:: Records supplied

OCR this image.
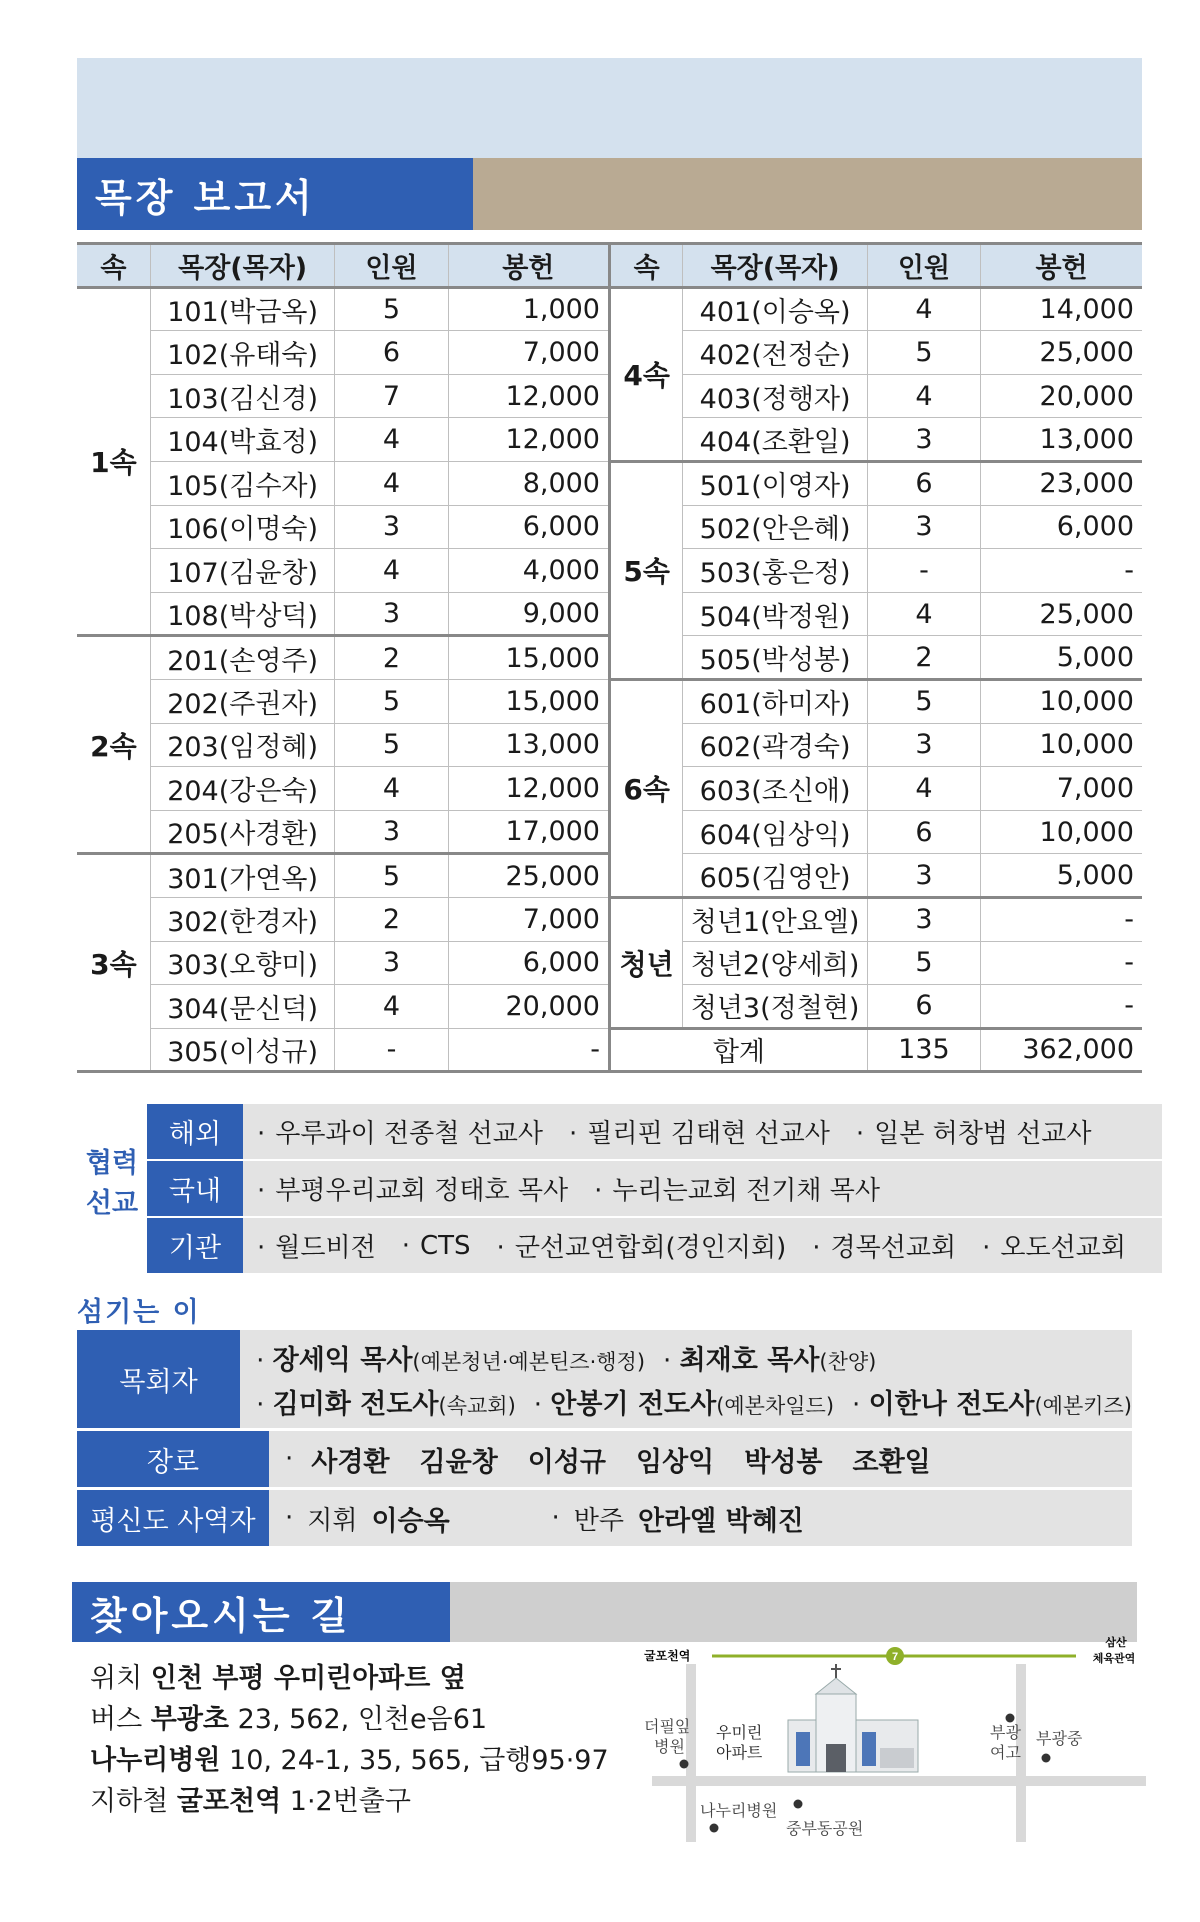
목장 보고서
속	목장(목자)	인원	봉헌	속	목장(목자)	인원	봉헌
1속	101(박금옥)	5	1,000	4속	401(이승옥)	4	14,000
	102(유태숙)	6	7,000		402(전정순)	5	25,000
	103(김신경)	7	12,000		403(정행자)	4	20,000
	104(박효정)	4	12,000		404(조환일)	3	13,000
	105(김수자)	4	8,000	5속	501(이영자)	6	23,000
	106(이명숙)	3	6,000		502(안은혜)	3	6,000
	107(김윤창)	4	4,000		503(홍은정)	-	-
	108(박상덕)	3	9,000		504(박정원)	4	25,000
2속	201(손영주)	2	15,000		505(박성봉)	2	5,000
	202(주권자)	5	15,000	6속	601(하미자)	5	10,000
	203(임정혜)	5	13,000		602(곽경숙)	3	10,000
	204(강은숙)	4	12,000		603(조신애)	4	7,000
	205(사경환)	3	17,000		604(임상익)	6	10,000
3속	301(가연옥)	5	25,000		605(김영안)	3	5,000
	302(한경자)	2	7,000	청년	청년1(안요엘)	3	-
	303(오향미)	3	6,000		청년2(양세희)	5	-
	304(문신덕)	4	20,000		청년3(정철현)	6	-
	305(이성규)	-	-	합계		135	362,000
협력
선교
해외	· 우루과이 전종철 선교사 · 필리핀 김태현 선교사 · 일본 허창범 선교사
국내	· 부평우리교회 정태호 목사 · 누리는교회 전기채 목사
기관	· 월드비전 · CTS · 군선교연합회(경인지회) · 경목선교회 · 오도선교회
섬기는 이
목회자
· 장세익 목사(예본청년·예본틴즈·행정) · 최재호 목사(찬양)
· 김미화 전도사(속교회) · 안봉기 전도사(예본차일드) · 이한나 전도사(예본키즈)
장로	· 사경환 김윤창 이성규 임상익 박성봉 조환일
평신도 사역자	· 지휘 이승옥	· 반주 안라엘 박혜진
찾아오시는 길
위치 인천 부평 우미린아파트 옆
버스 부광초 23, 562, 인천e음61
나누리병원 10, 24-1, 35, 565, 급행95·97
지하철 굴포천역 1·2번출구
7
굴포천역
삼산
체육관역
더필잎
병원
우미린
아파트
부광
여고
부광중
나누리병원
중부동공원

::::

== Exercise brief ==
Skip the pictures and print each record exactly as it stands.

== Task answer ==
OCR this image.
목장 보고서
속	목장(목자)	인원	봉헌	속	목장(목자)	인원	봉헌
1속	101(박금옥)	5	1,000	4속	401(이승옥)	4	14,000
	102(유태숙)	6	7,000		402(전정순)	5	25,000
	103(김신경)	7	12,000		403(정행자)	4	20,000
	104(박효정)	4	12,000		404(조환일)	3	13,000
	105(김수자)	4	8,000	5속	501(이영자)	6	23,000
	106(이명숙)	3	6,000		502(안은혜)	3	6,000
	107(김윤창)	4	4,000		503(홍은정)	-	-
	108(박상덕)	3	9,000		504(박정원)	4	25,000
2속	201(손영주)	2	15,000		505(박성봉)	2	5,000
	202(주권자)	5	15,000	6속	601(하미자)	5	10,000
	203(임정혜)	5	13,000		602(곽경숙)	3	10,000
	204(강은숙)	4	12,000		603(조신애)	4	7,000
	205(사경환)	3	17,000		604(임상익)	6	10,000
3속	301(가연옥)	5	25,000		605(김영안)	3	5,000
	302(한경자)	2	7,000	청년	청년1(안요엘)	3	-
	303(오향미)	3	6,000		청년2(양세희)	5	-
	304(문신덕)	4	20,000		청년3(정철현)	6	-
	305(이성규)	-	-	합계		135	362,000
협력
선교
해외	· 우루과이 전종철 선교사 · 필리핀 김태현 선교사 · 일본 허창범 선교사
국내	· 부평우리교회 정태호 목사 · 누리는교회 전기채 목사
기관	· 월드비전 · CTS · 군선교연합회(경인지회) · 경목선교회 · 오도선교회
섬기는 이
목회자
· 장세익 목사(예본청년·예본틴즈·행정) · 최재호 목사(찬양)
· 김미화 전도사(속교회) · 안봉기 전도사(예본차일드) · 이한나 전도사(예본키즈)
장로	· 사경환 김윤창 이성규 임상익 박성봉 조환일
평신도 사역자	· 지휘 이승옥	· 반주 안라엘 박혜진
찾아오시는 길
위치 인천 부평 우미린아파트 옆
버스 부광초 23, 562, 인천e음61
나누리병원 10, 24-1, 35, 565, 급행95·97
지하철 굴포천역 1·2번출구
7
굴포천역
삼산
체육관역
더필잎
병원
우미린
아파트
부광
여고
부광중
나누리병원
중부동공원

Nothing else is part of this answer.